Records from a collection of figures
Start
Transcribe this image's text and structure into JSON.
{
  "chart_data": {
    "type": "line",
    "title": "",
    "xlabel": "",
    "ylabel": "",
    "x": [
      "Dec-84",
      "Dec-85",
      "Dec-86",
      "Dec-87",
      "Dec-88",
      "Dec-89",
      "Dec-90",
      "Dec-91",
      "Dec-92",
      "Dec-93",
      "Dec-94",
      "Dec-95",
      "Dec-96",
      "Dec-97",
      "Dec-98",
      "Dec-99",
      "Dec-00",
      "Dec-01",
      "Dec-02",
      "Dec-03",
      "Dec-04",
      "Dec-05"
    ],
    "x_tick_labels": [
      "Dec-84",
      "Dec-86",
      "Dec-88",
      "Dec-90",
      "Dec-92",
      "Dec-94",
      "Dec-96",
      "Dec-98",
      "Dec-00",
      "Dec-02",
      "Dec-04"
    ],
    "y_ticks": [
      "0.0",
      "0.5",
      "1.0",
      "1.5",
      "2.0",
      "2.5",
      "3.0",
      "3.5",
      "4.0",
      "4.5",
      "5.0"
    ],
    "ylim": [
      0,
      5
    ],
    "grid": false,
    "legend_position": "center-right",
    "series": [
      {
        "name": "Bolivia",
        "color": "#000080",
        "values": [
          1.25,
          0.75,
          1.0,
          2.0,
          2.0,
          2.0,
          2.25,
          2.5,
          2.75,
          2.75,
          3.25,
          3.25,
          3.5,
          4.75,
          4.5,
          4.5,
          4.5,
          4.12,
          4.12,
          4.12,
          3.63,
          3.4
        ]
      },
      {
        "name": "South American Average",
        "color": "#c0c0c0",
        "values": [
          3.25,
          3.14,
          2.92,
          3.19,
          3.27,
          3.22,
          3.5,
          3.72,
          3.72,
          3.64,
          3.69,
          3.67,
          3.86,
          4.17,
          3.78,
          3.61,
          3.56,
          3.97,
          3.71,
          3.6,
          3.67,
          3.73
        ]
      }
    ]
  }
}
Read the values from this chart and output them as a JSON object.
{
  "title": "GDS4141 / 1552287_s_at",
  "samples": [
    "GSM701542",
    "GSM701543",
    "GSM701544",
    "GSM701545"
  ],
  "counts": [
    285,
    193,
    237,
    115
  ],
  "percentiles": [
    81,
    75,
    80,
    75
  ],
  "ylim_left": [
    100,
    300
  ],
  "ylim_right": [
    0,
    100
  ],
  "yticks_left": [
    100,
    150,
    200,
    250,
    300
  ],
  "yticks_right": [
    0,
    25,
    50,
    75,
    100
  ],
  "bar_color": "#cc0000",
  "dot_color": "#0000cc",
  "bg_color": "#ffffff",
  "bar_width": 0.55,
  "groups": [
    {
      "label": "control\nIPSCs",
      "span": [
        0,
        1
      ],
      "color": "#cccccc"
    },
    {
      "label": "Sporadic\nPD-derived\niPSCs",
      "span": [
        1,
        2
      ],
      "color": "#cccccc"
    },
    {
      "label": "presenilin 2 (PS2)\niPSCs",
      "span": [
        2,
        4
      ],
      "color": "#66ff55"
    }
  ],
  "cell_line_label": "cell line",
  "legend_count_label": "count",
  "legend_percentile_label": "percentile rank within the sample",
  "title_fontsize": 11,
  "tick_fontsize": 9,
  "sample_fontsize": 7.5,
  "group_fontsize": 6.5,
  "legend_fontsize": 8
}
End
**What the task asks:** Copy all of the material word for word.

**Result:**
Transcribe this image's text and structure into JSON.
{
  "chart_data": {
    "type": "line",
    "title": "",
    "xlabel": "",
    "ylabel": "",
    "x": [
      "Dec-84",
      "Dec-85",
      "Dec-86",
      "Dec-87",
      "Dec-88",
      "Dec-89",
      "Dec-90",
      "Dec-91",
      "Dec-92",
      "Dec-93",
      "Dec-94",
      "Dec-95",
      "Dec-96",
      "Dec-97",
      "Dec-98",
      "Dec-99",
      "Dec-00",
      "Dec-01",
      "Dec-02",
      "Dec-03",
      "Dec-04",
      "Dec-05"
    ],
    "x_tick_labels": [
      "Dec-84",
      "Dec-86",
      "Dec-88",
      "Dec-90",
      "Dec-92",
      "Dec-94",
      "Dec-96",
      "Dec-98",
      "Dec-00",
      "Dec-02",
      "Dec-04"
    ],
    "y_ticks": [
      "0.0",
      "0.5",
      "1.0",
      "1.5",
      "2.0",
      "2.5",
      "3.0",
      "3.5",
      "4.0",
      "4.5",
      "5.0"
    ],
    "ylim": [
      0,
      5
    ],
    "grid": false,
    "legend_position": "center-right",
    "series": [
      {
        "name": "Bolivia",
        "color": "#000080",
        "values": [
          1.25,
          0.75,
          1.0,
          2.0,
          2.0,
          2.0,
          2.25,
          2.5,
          2.75,
          2.75,
          3.25,
          3.25,
          3.5,
          4.75,
          4.5,
          4.5,
          4.5,
          4.12,
          4.12,
          4.12,
          3.63,
          3.4
        ]
      },
      {
        "name": "South American Average",
        "color": "#c0c0c0",
        "values": [
          3.25,
          3.14,
          2.92,
          3.19,
          3.27,
          3.22,
          3.5,
          3.72,
          3.72,
          3.64,
          3.69,
          3.67,
          3.86,
          4.17,
          3.78,
          3.61,
          3.56,
          3.97,
          3.71,
          3.6,
          3.67,
          3.73
        ]
      }
    ]
  }
}
Read the values from this chart and output them as a JSON object.
{
  "title": "GDS4141 / 1552287_s_at",
  "samples": [
    "GSM701542",
    "GSM701543",
    "GSM701544",
    "GSM701545"
  ],
  "counts": [
    285,
    193,
    237,
    115
  ],
  "percentiles": [
    81,
    75,
    80,
    75
  ],
  "ylim_left": [
    100,
    300
  ],
  "ylim_right": [
    0,
    100
  ],
  "yticks_left": [
    100,
    150,
    200,
    250,
    300
  ],
  "yticks_right": [
    0,
    25,
    50,
    75,
    100
  ],
  "bar_color": "#cc0000",
  "dot_color": "#0000cc",
  "bg_color": "#ffffff",
  "bar_width": 0.55,
  "groups": [
    {
      "label": "control\nIPSCs",
      "span": [
        0,
        1
      ],
      "color": "#cccccc"
    },
    {
      "label": "Sporadic\nPD-derived\niPSCs",
      "span": [
        1,
        2
      ],
      "color": "#cccccc"
    },
    {
      "label": "presenilin 2 (PS2)\niPSCs",
      "span": [
        2,
        4
      ],
      "color": "#66ff55"
    }
  ],
  "cell_line_label": "cell line",
  "legend_count_label": "count",
  "legend_percentile_label": "percentile rank within the sample",
  "title_fontsize": 11,
  "tick_fontsize": 9,
  "sample_fontsize": 7.5,
  "group_fontsize": 6.5,
  "legend_fontsize": 8
}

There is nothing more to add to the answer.